◆ Task details
Read the records below and copy each line that contains "Index".
========
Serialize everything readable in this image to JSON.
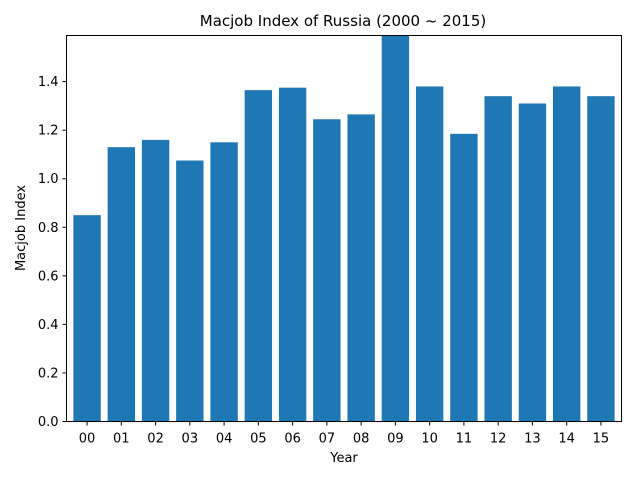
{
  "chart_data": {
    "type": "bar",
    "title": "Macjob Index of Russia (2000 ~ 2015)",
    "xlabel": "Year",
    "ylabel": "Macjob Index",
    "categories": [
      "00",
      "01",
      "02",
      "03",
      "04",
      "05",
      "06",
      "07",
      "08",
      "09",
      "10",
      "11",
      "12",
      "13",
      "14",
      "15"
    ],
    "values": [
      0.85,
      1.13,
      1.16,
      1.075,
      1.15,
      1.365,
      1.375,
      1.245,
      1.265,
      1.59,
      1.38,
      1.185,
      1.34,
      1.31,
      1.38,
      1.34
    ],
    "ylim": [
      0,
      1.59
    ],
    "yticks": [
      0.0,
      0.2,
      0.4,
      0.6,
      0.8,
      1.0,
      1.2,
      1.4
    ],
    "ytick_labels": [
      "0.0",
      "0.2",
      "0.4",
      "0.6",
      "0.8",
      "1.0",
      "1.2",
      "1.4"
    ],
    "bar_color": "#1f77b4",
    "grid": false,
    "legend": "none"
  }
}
========
◆ Written response
    "title": "Macjob Index of Russia (2000 ~ 2015)",
    "ylabel": "Macjob Index",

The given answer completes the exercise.